Doing Your Small Phoenix Multifamily Laundry
Doing your laundry: a tale of increasing your cash in a small income property.
I spoke with a client looking to sell his two fourplexes in the near future. Part of my due diligence, as an seller representative, in establishing the value of a property I discovered how the owner is loosing quite a bit of cash flow from his property and that loss decreases the property value. This has to do with additional income generated through secondary income of the rental process; laundry room income. In this case there was a laundry lease almost 7 years long, 6 years and 8 months to be exact.
This would not be so bad but the agreement is a loss for the owner. He only receives 25% of the laundry revenue. In most such cases the owner usually gets 50% of the revenue. I looked at his income and the laundry leasing company. It works out that the laundry is generating an average of $260.00 per month in laundry income. The owner should, by prevailing rates get $130.00 but he is only getting $65.00. Over a year this is $780.00 and over the 7 years this is $5,460 of lost income. In this situation the owner purchased the properties with this lease in place many years ago. Remember that the lease comes with the property not the owner so make sure you check this out carefully when making a purchase.
I see three problems. One is the lease is too long and if he does not notify them in time the lease will extend for another period equal to the previous, so another 7 years. If this happened then the current owner would be leaving a lot of money on the table.
────────────────────
__Task 1__:
Revise the laundry income text from "I spoke with" up to and including "to be exact.", putting "duplexes" in place of "fourplexes".
────────────────────
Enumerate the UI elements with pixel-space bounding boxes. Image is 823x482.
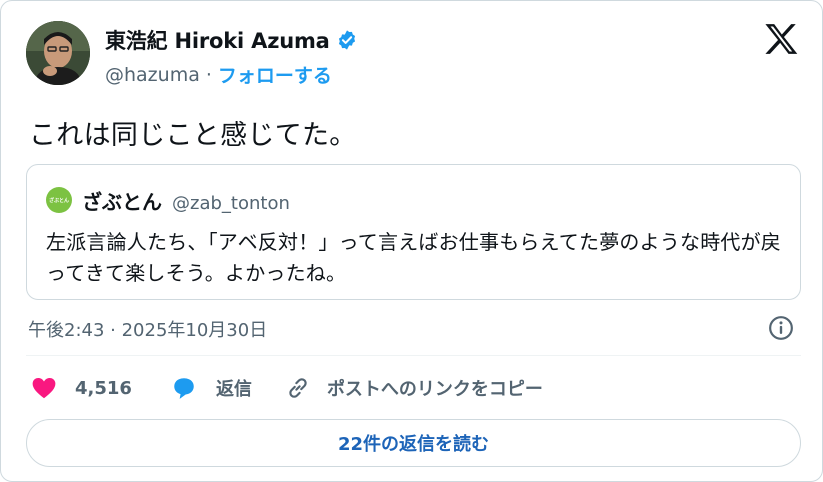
copy-link-button[interactable]: ポストへのリンクをコピー: [285, 375, 543, 401]
follow-button[interactable]: フォローする: [218, 61, 332, 88]
quoted-tweet-text: 左派言論人たち、「アベ反対！」って言えばお仕事もらえてた夢のような時代が戻ってき…: [46, 230, 781, 285]
like-count: 4,516: [75, 377, 132, 399]
tweet-timestamp[interactable]: 午後2:43 · 2025年10月30日: [28, 316, 267, 342]
quoted-author-handle[interactable]: @zab_tonton: [172, 193, 290, 214]
quoted-avatar-text: ざぶとん: [48, 197, 69, 204]
heart-icon: [32, 378, 56, 399]
reply-label: 返信: [215, 379, 252, 400]
read-replies-button[interactable]: 22件の返信を読む: [26, 419, 801, 467]
tweet-text: これは同じこと感じてた。: [29, 120, 357, 151]
copy-link-label: ポストへのリンクをコピー: [326, 379, 543, 400]
author-handle-row: @hazuma · フォローする: [105, 61, 332, 88]
link-icon: [289, 378, 307, 398]
author-handle[interactable]: @hazuma: [105, 64, 200, 86]
x-logo-icon[interactable]: [764, 23, 798, 55]
info-icon[interactable]: [768, 315, 794, 341]
separator-dot: ·: [205, 63, 212, 86]
action-bar: 4,516 返信 ポストへのリンクをコピー: [31, 375, 543, 401]
tweet-card: 東浩紀 Hiroki Azuma @hazuma · フォローする これは同じこ…: [0, 0, 823, 482]
quoted-name-row: ざぶとん @zab_tonton: [82, 186, 290, 215]
quoted-author-avatar[interactable]: ざぶとん: [46, 187, 72, 213]
speech-bubble-icon: [174, 378, 194, 399]
verified-badge-icon: [336, 29, 358, 51]
reply-button[interactable]: 返信: [170, 375, 252, 401]
divider: [26, 355, 801, 356]
quoted-author-name[interactable]: ざぶとん: [82, 186, 162, 215]
quoted-tweet[interactable]: ざぶとん ざぶとん @zab_tonton 左派言論人たち、「アベ反対！」って言…: [26, 164, 801, 300]
author-name-row: 東浩紀 Hiroki Azuma: [105, 25, 358, 55]
like-button[interactable]: 4,516: [31, 375, 132, 401]
author-display-name[interactable]: 東浩紀 Hiroki Azuma: [105, 25, 330, 55]
author-avatar[interactable]: [26, 21, 90, 85]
────────────────────
__Task 2__:
List every line of the entries that contains the string "avatar". Case counts.

__Written solution 1__:
I spoke with a client looking to sell his two duplexes in the near future. Part of my due diligence, as an seller representative, in establishing the value of a property I discovered how the owner is loosing quite a bit of cash flow from his property and that loss decreases the property value. This has to do with additional income generated through secondary income of the rental process; laundry room income. In this case there was a laundry lease almost 7 years long, 6 years and 8 months to be exact.

__Written solution 2__:
quoted-avatar-text: ざぶとん: [48, 197, 69, 204]
quoted-author-avatar[interactable]: ざぶとん: [46, 187, 72, 213]
author-avatar[interactable]: [26, 21, 90, 85]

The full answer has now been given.